## DOCUMENT TEXT
Introduction
Large operands are widely used in scientific, cryptography, multimedia, and signal processing applications. Multiplication is one of the most used arithmetic operations in these applications [1, 2] . General purpose processors do not contain large multipliers. To compensate for the lack of the hardware, special software routines or multiple-precision arithmetic libraries can be used to perform the multiplication of large operands (The GNU Multiple Precision Arithmetic Library). These routines decompose the large operands into standard size suboperands and perform multiple suboperand multiplications; the products of these multiplications are aligned and summed to generate the large product. There are algorithms faster than this simple method [3, 4] , however, they are constrained to use the standard size multipliers too. Thus, the software only approach becomes extremely time-consuming when a vast number of large multiplications are executed in applications. Therefore, there is a genuine need for large multipliers that work fast and use as little logic as possible.
The recent work on the design of large multipliers focuses on field-programmable gate array (FPGA) implementations due to their rapid design and flexibility advantages [5] [6] [7] [8] [9] [10] [11] [12] . A brief discussion of the previous work is provided.
In [5] , hybrid sequential large multipliers are designed using Broadcast (decomposition method's implementation) and Karatsuba-Ofman (KO) multiplier blocks. Various combinations of these multiplier blocks are tried out to implement 256-bit multipliers. Among these implementations, the one that uses four hierarchical stages of KO multipliers is the fastest, but uses the most logic resources; the implementation that uses two hierarchical stages of two broadcast multipliers is the slowest.
In [6] , a combinational large multiplier and squarer designs that use the decomposition method are presented. Both designs use fast adder trees to sum the partial products generated by suboperand multiplications; 20-bit to 85-bit multiplier implementations are mapped on Spartan-3 FPGAs.
In [7] , another combinational large multiplier design that uses the decomposition method is presented. The design method exploits the structure of the arithmetic slices and the fast carry chains provided in Virtex 4 FPGAs; 16-bit to 221-bit implementations of the proposed design are mapped on the FPGAs.
In [8] , a bit serial large multiplier design is presented. The design uses carry save adders to perform the addition of partial product bits. The product bits are converted on the fly from borrow save format to two's complement format; 128-bit to 1024-bit implementations are mapped on Virtex 2 FPGAs.

## GIVEN INSTRUCTION 1
Please list every FPGA family named in the introduction on large multipliers.
## GIVEN INSTRUCTION 2
In the introduction on large multipliers, what type of adders does the bit serial design from [8] use to add partial product bits?

[Listings of element locations]

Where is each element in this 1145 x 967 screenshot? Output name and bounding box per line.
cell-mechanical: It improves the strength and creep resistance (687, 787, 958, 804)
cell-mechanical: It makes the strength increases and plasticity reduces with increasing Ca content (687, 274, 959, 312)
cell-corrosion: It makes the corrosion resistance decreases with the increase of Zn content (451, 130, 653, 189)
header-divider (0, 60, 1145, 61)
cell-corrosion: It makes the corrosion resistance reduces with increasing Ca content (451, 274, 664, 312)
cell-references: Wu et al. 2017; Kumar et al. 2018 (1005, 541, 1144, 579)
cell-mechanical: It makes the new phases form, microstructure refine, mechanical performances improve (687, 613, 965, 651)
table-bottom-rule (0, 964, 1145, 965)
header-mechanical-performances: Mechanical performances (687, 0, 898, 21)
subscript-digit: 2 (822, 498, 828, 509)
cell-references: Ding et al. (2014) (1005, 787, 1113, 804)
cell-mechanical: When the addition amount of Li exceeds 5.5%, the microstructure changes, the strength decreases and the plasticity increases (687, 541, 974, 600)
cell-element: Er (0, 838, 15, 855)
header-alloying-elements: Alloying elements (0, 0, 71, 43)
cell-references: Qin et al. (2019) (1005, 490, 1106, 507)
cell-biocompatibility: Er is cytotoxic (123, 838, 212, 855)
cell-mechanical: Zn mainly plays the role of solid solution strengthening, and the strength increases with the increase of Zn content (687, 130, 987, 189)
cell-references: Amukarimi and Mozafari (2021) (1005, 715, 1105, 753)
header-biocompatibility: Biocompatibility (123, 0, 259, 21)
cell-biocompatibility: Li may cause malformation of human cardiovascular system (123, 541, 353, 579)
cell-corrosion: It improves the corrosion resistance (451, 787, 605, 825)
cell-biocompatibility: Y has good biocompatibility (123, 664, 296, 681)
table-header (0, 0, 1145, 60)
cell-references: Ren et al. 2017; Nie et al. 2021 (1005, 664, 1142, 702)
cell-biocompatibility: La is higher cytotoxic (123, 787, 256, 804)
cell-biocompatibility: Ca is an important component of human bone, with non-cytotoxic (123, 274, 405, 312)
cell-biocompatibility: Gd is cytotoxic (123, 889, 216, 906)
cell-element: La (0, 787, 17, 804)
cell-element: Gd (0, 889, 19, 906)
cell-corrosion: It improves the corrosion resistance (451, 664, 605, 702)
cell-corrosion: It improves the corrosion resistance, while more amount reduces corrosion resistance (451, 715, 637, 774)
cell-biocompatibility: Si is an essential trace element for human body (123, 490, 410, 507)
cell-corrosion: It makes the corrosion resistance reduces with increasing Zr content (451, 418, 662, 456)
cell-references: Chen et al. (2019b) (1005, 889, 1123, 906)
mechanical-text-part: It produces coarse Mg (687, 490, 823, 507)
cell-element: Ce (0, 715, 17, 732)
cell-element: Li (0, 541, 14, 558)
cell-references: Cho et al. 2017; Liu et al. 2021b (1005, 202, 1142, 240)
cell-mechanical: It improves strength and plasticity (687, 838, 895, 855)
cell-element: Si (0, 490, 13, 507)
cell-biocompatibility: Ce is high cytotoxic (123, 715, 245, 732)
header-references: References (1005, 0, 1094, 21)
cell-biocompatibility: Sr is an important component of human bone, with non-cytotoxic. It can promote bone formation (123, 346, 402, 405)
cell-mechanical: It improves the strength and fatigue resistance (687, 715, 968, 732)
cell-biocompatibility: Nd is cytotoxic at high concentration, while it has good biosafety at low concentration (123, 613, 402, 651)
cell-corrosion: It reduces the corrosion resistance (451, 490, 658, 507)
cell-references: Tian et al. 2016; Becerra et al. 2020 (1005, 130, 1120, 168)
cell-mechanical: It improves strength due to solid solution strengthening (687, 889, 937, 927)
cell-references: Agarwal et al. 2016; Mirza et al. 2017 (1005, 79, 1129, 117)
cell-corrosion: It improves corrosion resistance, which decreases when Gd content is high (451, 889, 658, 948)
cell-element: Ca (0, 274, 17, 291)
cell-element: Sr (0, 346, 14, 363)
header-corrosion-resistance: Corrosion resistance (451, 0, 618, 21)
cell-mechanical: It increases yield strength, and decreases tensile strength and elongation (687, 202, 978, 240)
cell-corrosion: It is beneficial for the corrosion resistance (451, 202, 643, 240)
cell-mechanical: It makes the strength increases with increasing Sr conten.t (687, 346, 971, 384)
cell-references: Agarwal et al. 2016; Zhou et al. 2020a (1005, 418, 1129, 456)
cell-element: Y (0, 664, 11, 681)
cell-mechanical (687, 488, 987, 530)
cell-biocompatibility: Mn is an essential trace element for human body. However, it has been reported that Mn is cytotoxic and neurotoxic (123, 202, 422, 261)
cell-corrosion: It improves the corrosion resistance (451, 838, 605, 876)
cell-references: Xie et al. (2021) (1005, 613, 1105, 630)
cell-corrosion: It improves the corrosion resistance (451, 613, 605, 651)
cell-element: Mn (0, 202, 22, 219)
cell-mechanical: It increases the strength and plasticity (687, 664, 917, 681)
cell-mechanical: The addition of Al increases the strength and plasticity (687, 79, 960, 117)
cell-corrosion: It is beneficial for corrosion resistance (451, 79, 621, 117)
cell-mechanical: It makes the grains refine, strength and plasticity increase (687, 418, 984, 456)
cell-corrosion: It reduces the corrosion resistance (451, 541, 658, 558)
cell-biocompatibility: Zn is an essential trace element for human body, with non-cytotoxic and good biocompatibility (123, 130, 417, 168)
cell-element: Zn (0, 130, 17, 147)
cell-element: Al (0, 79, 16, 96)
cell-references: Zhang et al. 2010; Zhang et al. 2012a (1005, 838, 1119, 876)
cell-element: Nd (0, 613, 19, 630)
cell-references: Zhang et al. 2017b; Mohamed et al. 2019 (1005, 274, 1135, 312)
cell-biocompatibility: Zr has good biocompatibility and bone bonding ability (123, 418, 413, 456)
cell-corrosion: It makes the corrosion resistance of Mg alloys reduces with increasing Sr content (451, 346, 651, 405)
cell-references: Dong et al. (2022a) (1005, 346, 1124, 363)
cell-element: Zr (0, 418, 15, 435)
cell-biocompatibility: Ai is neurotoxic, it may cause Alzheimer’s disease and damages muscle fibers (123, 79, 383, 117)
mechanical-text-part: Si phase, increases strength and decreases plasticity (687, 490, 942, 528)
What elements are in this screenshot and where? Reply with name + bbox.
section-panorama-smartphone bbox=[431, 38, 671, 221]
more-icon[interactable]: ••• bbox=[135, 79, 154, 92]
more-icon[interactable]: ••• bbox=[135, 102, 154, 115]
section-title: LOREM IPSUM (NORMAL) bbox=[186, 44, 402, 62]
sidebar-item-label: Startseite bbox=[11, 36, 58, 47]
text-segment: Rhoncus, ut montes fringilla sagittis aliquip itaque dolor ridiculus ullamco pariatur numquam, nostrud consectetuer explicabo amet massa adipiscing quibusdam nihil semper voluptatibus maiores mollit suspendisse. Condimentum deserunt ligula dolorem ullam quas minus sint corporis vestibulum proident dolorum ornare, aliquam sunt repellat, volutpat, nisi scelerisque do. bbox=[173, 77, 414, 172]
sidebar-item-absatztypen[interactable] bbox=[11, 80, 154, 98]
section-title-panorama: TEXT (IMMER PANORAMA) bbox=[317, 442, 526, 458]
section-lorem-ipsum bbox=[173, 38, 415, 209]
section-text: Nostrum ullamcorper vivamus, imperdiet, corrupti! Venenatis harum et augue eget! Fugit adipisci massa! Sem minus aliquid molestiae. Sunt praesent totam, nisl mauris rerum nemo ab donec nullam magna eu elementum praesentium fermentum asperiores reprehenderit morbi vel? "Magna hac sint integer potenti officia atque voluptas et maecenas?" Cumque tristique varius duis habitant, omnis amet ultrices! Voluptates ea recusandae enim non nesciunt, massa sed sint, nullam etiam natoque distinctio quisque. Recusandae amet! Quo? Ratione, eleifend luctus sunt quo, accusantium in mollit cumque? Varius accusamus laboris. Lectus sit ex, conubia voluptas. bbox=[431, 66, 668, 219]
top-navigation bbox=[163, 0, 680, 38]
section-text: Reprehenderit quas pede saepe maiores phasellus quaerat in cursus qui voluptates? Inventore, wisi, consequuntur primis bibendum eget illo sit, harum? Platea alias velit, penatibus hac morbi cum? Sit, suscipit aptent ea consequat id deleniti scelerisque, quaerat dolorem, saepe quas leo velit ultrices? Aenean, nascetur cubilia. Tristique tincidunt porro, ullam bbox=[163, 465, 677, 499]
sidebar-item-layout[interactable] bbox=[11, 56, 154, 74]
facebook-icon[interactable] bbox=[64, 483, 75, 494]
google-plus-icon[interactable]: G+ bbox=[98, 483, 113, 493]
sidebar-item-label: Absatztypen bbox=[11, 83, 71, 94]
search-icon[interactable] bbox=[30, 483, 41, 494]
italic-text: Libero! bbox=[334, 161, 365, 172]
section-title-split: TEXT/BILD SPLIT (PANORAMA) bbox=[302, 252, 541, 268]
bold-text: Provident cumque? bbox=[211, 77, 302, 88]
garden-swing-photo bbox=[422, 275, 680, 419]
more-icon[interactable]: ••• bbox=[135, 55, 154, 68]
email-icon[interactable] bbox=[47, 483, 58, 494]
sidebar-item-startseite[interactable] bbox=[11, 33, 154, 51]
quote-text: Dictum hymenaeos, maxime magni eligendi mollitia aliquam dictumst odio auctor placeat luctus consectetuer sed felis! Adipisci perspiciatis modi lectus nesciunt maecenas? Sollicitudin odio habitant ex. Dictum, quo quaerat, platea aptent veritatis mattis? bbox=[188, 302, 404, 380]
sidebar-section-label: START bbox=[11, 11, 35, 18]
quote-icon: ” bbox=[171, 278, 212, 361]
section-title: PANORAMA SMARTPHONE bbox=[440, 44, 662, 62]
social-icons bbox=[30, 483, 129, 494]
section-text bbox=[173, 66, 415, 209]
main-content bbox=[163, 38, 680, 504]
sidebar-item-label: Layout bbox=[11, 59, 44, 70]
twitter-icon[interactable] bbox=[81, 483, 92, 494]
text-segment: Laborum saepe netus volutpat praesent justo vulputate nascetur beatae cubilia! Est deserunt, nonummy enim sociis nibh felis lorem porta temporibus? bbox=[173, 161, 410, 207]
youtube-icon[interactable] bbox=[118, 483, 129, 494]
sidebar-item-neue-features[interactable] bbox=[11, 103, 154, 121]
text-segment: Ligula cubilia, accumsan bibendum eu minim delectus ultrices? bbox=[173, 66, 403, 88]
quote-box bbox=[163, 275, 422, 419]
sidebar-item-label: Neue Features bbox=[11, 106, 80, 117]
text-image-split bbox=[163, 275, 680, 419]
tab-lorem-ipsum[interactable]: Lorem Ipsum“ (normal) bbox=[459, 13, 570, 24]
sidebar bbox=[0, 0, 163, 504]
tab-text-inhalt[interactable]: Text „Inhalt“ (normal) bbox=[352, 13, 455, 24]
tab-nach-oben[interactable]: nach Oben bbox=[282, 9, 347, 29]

## COMPLETE RESPONSE 1
Spartan-3, Virtex 4, Virtex 2

## COMPLETE RESPONSE 2
Carry save adders.